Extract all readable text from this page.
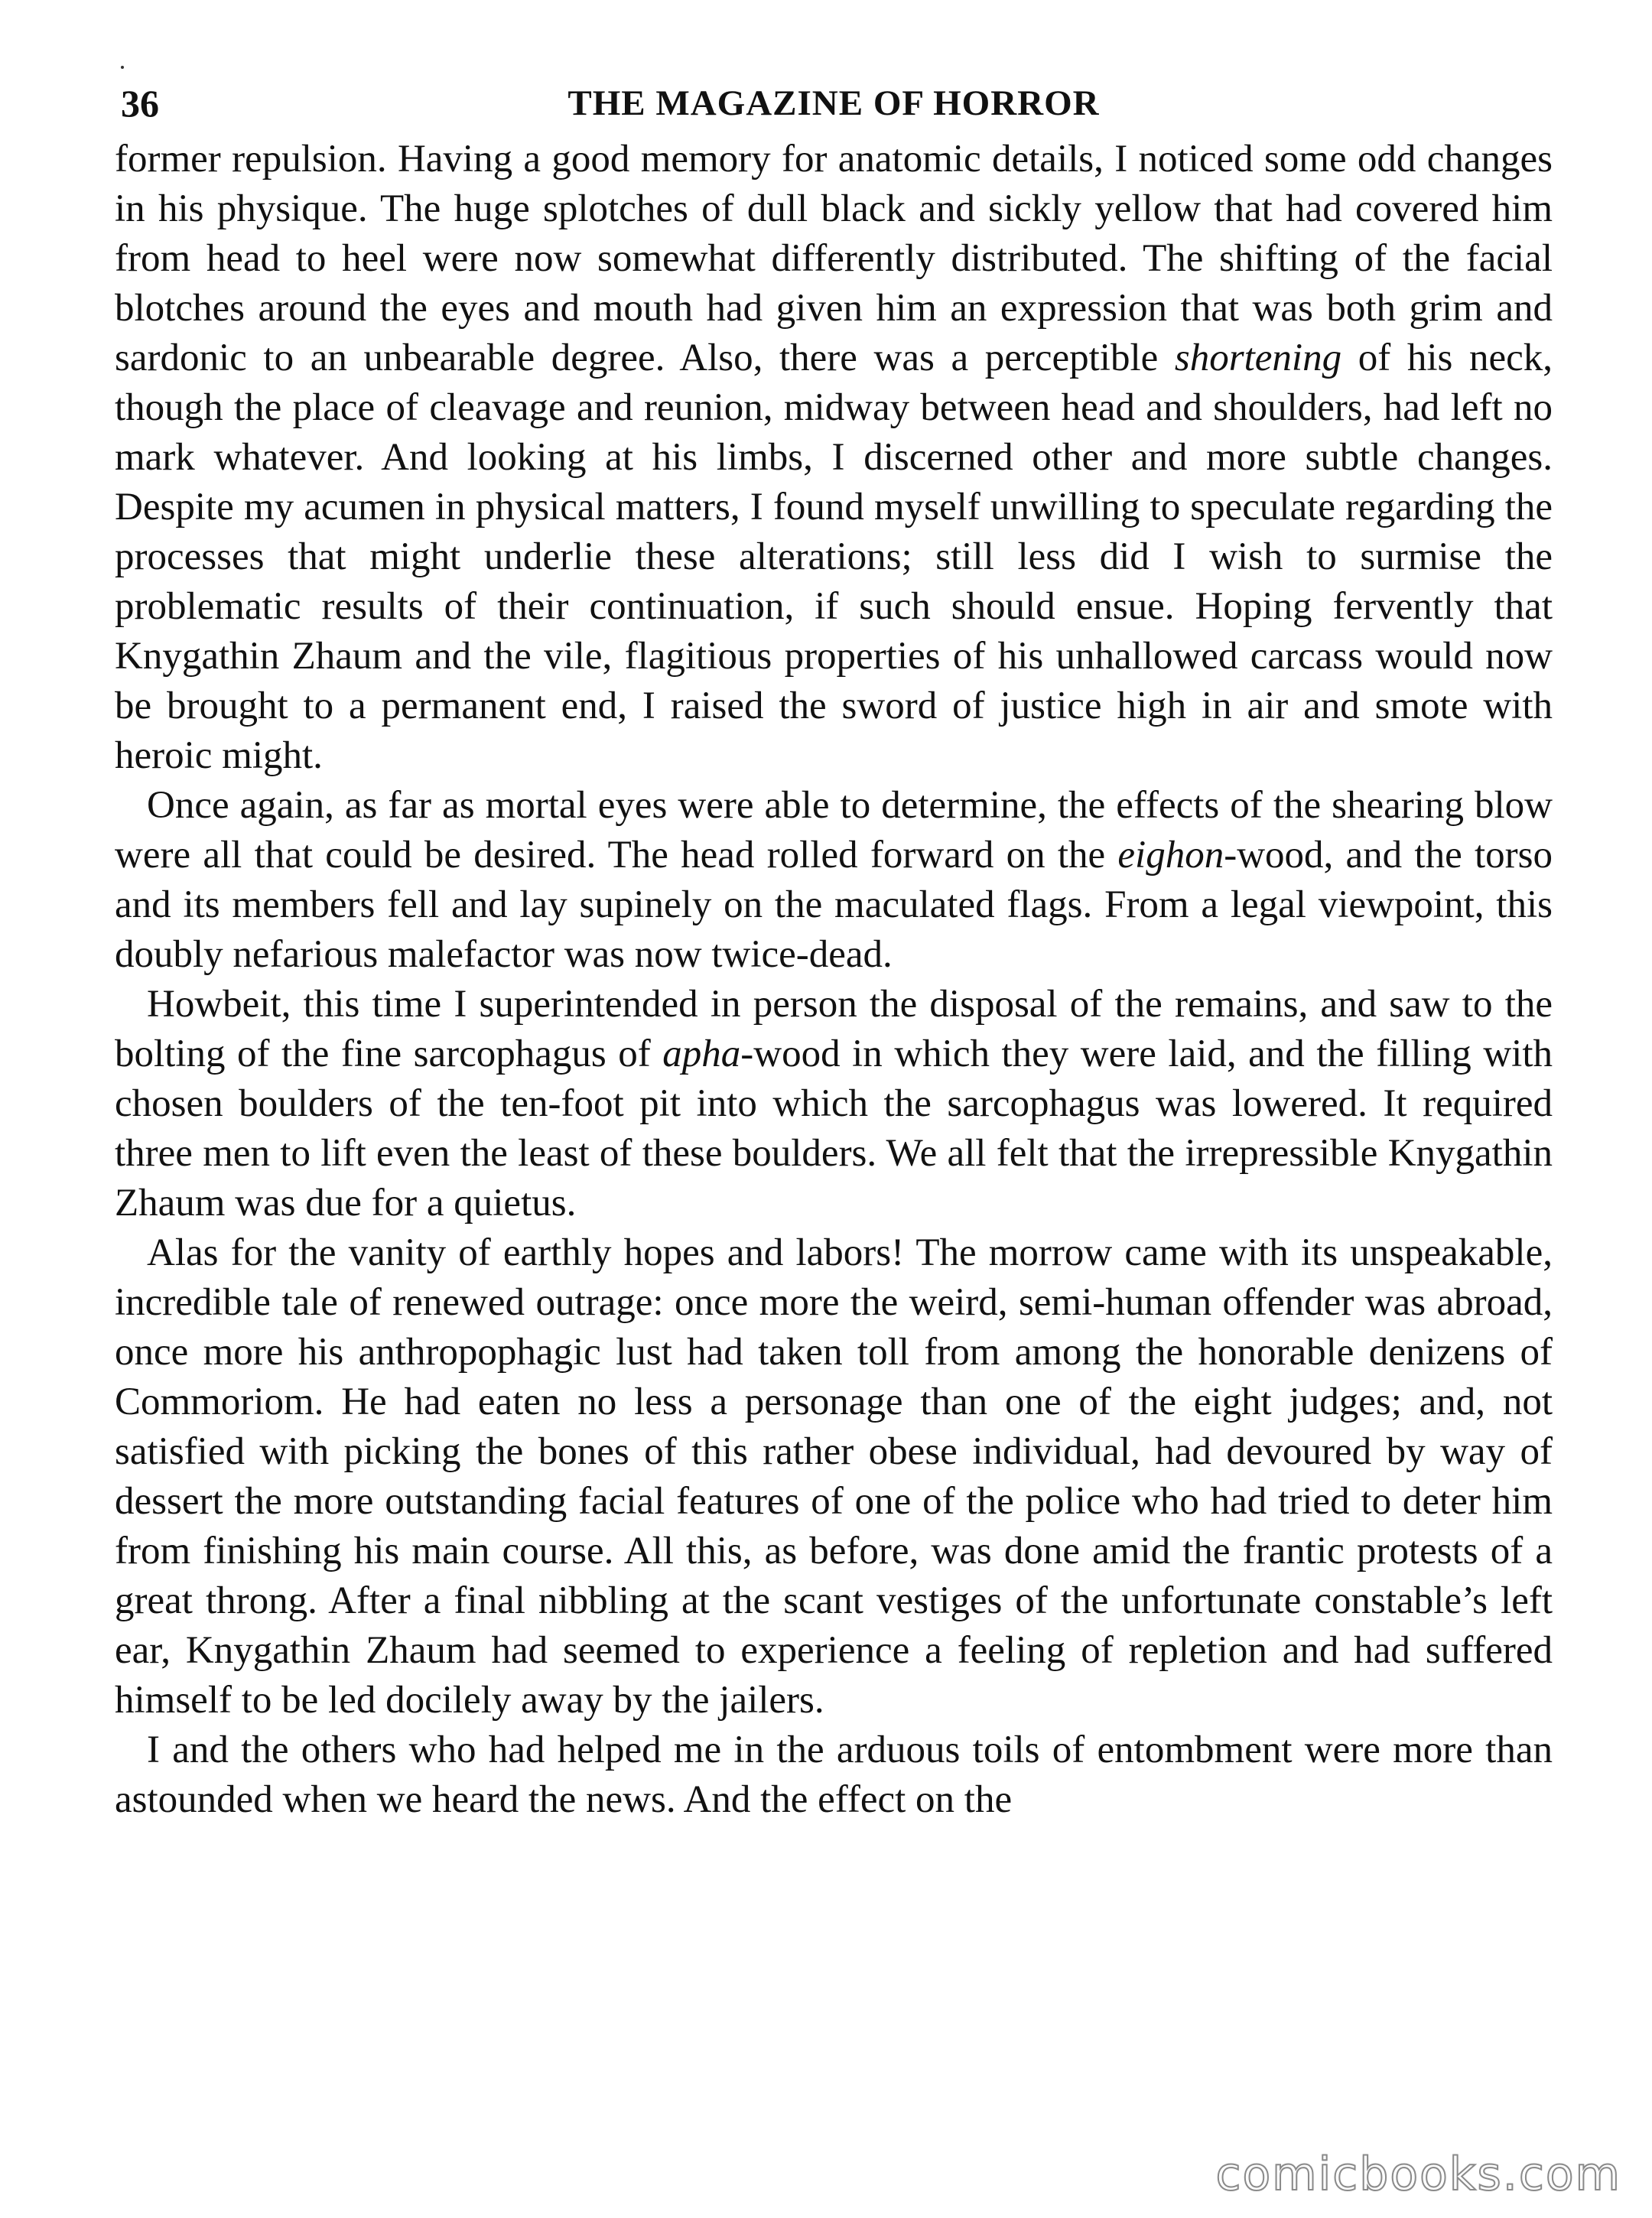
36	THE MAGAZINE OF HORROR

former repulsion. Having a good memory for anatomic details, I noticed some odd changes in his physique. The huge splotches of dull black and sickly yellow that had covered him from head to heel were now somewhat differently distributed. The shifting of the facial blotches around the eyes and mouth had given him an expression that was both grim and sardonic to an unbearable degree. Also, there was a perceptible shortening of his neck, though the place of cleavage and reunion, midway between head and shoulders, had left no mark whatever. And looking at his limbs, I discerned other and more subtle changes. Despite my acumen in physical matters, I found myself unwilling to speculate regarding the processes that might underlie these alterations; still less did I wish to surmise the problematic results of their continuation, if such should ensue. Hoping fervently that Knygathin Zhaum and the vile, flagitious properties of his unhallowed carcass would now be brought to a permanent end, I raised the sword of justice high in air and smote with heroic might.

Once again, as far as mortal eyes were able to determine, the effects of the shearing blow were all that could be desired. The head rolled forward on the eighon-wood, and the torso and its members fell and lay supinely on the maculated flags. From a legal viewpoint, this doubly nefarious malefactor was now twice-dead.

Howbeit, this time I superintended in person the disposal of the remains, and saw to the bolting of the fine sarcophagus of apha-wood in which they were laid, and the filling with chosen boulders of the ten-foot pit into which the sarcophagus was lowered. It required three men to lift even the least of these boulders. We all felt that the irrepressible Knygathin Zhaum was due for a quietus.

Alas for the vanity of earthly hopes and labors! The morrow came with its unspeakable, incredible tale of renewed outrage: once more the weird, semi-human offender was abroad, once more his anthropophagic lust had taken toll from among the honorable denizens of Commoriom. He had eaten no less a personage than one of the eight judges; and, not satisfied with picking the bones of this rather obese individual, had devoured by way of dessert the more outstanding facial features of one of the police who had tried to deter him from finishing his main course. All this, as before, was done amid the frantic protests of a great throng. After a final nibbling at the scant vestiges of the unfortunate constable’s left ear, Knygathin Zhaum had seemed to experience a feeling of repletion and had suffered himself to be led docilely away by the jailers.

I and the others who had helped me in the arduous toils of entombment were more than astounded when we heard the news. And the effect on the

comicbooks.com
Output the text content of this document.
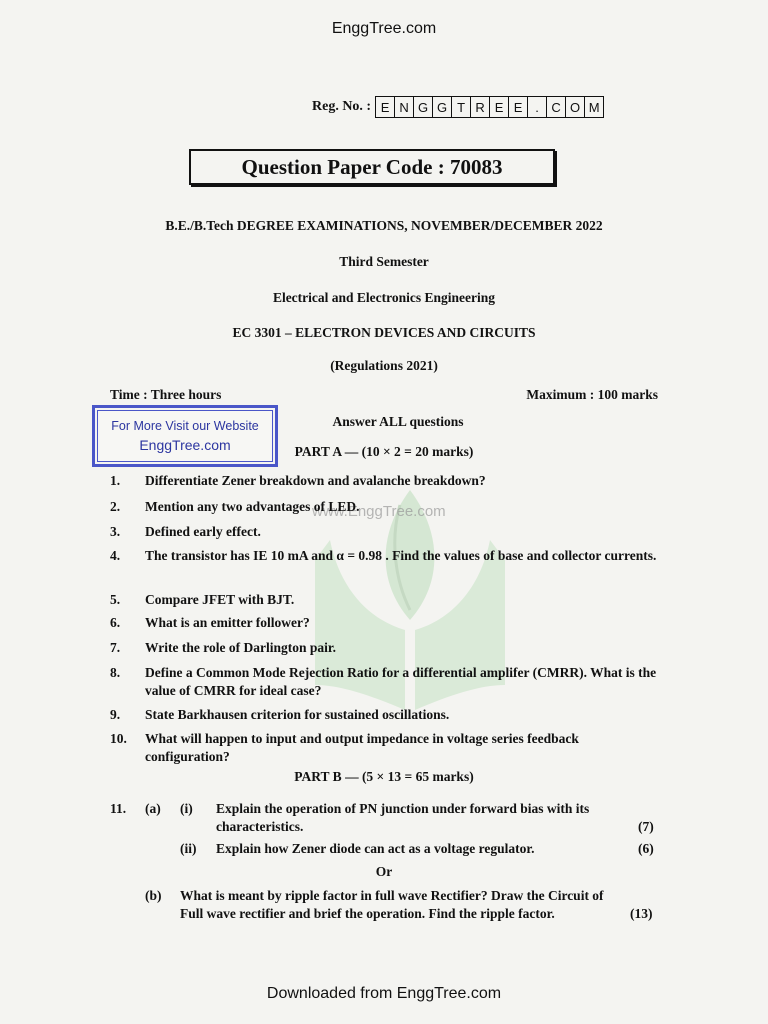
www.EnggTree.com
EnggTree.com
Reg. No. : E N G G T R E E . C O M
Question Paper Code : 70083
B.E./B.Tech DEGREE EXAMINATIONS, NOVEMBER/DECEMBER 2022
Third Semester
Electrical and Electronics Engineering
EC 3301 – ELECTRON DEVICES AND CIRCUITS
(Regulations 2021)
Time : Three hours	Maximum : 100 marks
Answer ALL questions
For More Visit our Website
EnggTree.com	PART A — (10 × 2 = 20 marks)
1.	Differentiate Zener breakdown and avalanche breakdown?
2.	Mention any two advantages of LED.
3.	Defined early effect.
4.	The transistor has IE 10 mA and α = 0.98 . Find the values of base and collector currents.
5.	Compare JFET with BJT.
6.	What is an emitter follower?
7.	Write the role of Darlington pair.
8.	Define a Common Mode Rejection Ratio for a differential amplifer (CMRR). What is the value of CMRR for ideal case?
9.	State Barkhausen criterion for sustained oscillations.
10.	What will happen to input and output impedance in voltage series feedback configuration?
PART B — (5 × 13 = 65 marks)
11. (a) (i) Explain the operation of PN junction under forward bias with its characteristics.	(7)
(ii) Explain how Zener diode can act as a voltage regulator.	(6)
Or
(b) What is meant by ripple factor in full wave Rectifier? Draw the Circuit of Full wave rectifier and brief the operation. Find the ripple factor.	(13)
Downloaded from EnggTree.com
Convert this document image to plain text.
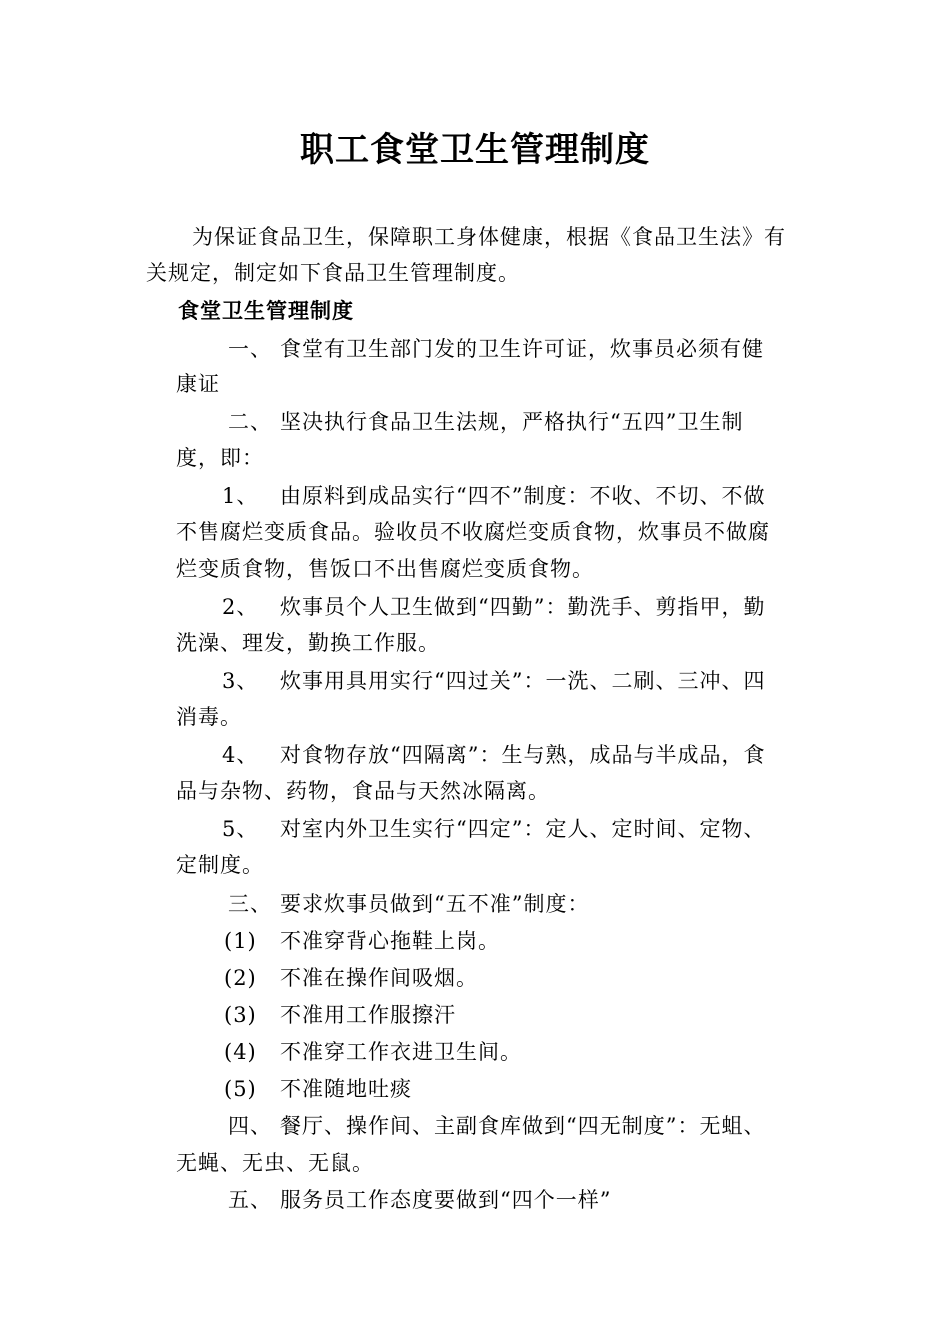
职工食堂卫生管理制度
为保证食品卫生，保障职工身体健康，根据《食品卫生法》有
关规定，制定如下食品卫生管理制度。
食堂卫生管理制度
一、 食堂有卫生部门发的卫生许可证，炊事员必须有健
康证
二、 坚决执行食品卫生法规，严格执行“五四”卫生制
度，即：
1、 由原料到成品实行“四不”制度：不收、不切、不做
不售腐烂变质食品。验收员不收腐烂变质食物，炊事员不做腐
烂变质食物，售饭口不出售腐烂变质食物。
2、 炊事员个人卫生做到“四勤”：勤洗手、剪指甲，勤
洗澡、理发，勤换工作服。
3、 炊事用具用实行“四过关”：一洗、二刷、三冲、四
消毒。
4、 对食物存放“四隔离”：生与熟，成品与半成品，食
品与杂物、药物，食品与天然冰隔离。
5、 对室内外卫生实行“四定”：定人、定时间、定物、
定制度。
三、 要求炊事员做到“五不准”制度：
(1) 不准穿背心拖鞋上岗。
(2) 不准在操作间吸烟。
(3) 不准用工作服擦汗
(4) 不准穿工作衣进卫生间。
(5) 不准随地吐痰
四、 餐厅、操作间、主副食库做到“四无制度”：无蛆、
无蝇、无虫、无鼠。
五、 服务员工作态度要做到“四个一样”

WRITTEN REQUEST: Take the listing and print it again exactly, but without any pictures.

RESULT FOR THIS TASK:
Extract all readable text from this page.
36	THE MAGAZINE OF HORROR

former repulsion. Having a good memory for anatomic details, I noticed some odd changes in his physique. The huge splotches of dull black and sickly yellow that had covered him from head to heel were now somewhat differently distributed. The shifting of the facial blotches around the eyes and mouth had given him an expression that was both grim and sardonic to an unbearable degree. Also, there was a perceptible shortening of his neck, though the place of cleavage and reunion, midway between head and shoulders, had left no mark whatever. And looking at his limbs, I discerned other and more subtle changes. Despite my acumen in physical matters, I found myself unwilling to speculate regarding the processes that might underlie these alterations; still less did I wish to surmise the problematic results of their continuation, if such should ensue. Hoping fervently that Knygathin Zhaum and the vile, flagitious properties of his unhallowed carcass would now be brought to a permanent end, I raised the sword of justice high in air and smote with heroic might.

Once again, as far as mortal eyes were able to determine, the effects of the shearing blow were all that could be desired. The head rolled forward on the eighon-wood, and the torso and its members fell and lay supinely on the maculated flags. From a legal viewpoint, this doubly nefarious malefactor was now twice-dead.

Howbeit, this time I superintended in person the disposal of the remains, and saw to the bolting of the fine sarcophagus of apha-wood in which they were laid, and the filling with chosen boulders of the ten-foot pit into which the sarcophagus was lowered. It required three men to lift even the least of these boulders. We all felt that the irrepressible Knygathin Zhaum was due for a quietus.

Alas for the vanity of earthly hopes and labors! The morrow came with its unspeakable, incredible tale of renewed outrage: once more the weird, semi-human offender was abroad, once more his anthropophagic lust had taken toll from among the honorable denizens of Commoriom. He had eaten no less a personage than one of the eight judges; and, not satisfied with picking the bones of this rather obese individual, had devoured by way of dessert the more outstanding facial features of one of the police who had tried to deter him from finishing his main course. All this, as before, was done amid the frantic protests of a great throng. After a final nibbling at the scant vestiges of the unfortunate constable’s left ear, Knygathin Zhaum had seemed to experience a feeling of repletion and had suffered himself to be led docilely away by the jailers.

I and the others who had helped me in the arduous toils of entombment were more than astounded when we heard the news. And the effect on the

comicbooks.com
Output the text content of this document.
www.EnggTree.com
EnggTree.com
Reg. No. : E N G G T R E E . C O M
Question Paper Code : 70083
B.E./B.Tech DEGREE EXAMINATIONS, NOVEMBER/DECEMBER 2022
Third Semester
Electrical and Electronics Engineering
EC 3301 – ELECTRON DEVICES AND CIRCUITS
(Regulations 2021)
Time : Three hours	Maximum : 100 marks
Answer ALL questions
For More Visit our Website
EnggTree.com	PART A — (10 × 2 = 20 marks)
1.	Differentiate Zener breakdown and avalanche breakdown?
2.	Mention any two advantages of LED.
3.	Defined early effect.
4.	The transistor has IE 10 mA and α = 0.98 . Find the values of base and collector currents.
5.	Compare JFET with BJT.
6.	What is an emitter follower?
7.	Write the role of Darlington pair.
8.	Define a Common Mode Rejection Ratio for a differential amplifer (CMRR). What is the value of CMRR for ideal case?
9.	State Barkhausen criterion for sustained oscillations.
10.	What will happen to input and output impedance in voltage series feedback configuration?
PART B — (5 × 13 = 65 marks)
11. (a) (i) Explain the operation of PN junction under forward bias with its characteristics.	(7)
(ii) Explain how Zener diode can act as a voltage regulator.	(6)
Or
(b) What is meant by ripple factor in full wave Rectifier? Draw the Circuit of Full wave rectifier and brief the operation. Find the ripple factor.	(13)
Downloaded from EnggTree.com
Convert this document image to plain text.
职工食堂卫生管理制度
为保证食品卫生，保障职工身体健康，根据《食品卫生法》有
关规定，制定如下食品卫生管理制度。
食堂卫生管理制度
一、 食堂有卫生部门发的卫生许可证，炊事员必须有健
康证
二、 坚决执行食品卫生法规，严格执行“五四”卫生制
度，即：
1、 由原料到成品实行“四不”制度：不收、不切、不做
不售腐烂变质食品。验收员不收腐烂变质食物，炊事员不做腐
烂变质食物，售饭口不出售腐烂变质食物。
2、 炊事员个人卫生做到“四勤”：勤洗手、剪指甲，勤
洗澡、理发，勤换工作服。
3、 炊事用具用实行“四过关”：一洗、二刷、三冲、四
消毒。
4、 对食物存放“四隔离”：生与熟，成品与半成品，食
品与杂物、药物，食品与天然冰隔离。
5、 对室内外卫生实行“四定”：定人、定时间、定物、
定制度。
三、 要求炊事员做到“五不准”制度：
(1) 不准穿背心拖鞋上岗。
(2) 不准在操作间吸烟。
(3) 不准用工作服擦汗
(4) 不准穿工作衣进卫生间。
(5) 不准随地吐痰
四、 餐厅、操作间、主副食库做到“四无制度”：无蛆、
无蝇、无虫、无鼠。
五、 服务员工作态度要做到“四个一样”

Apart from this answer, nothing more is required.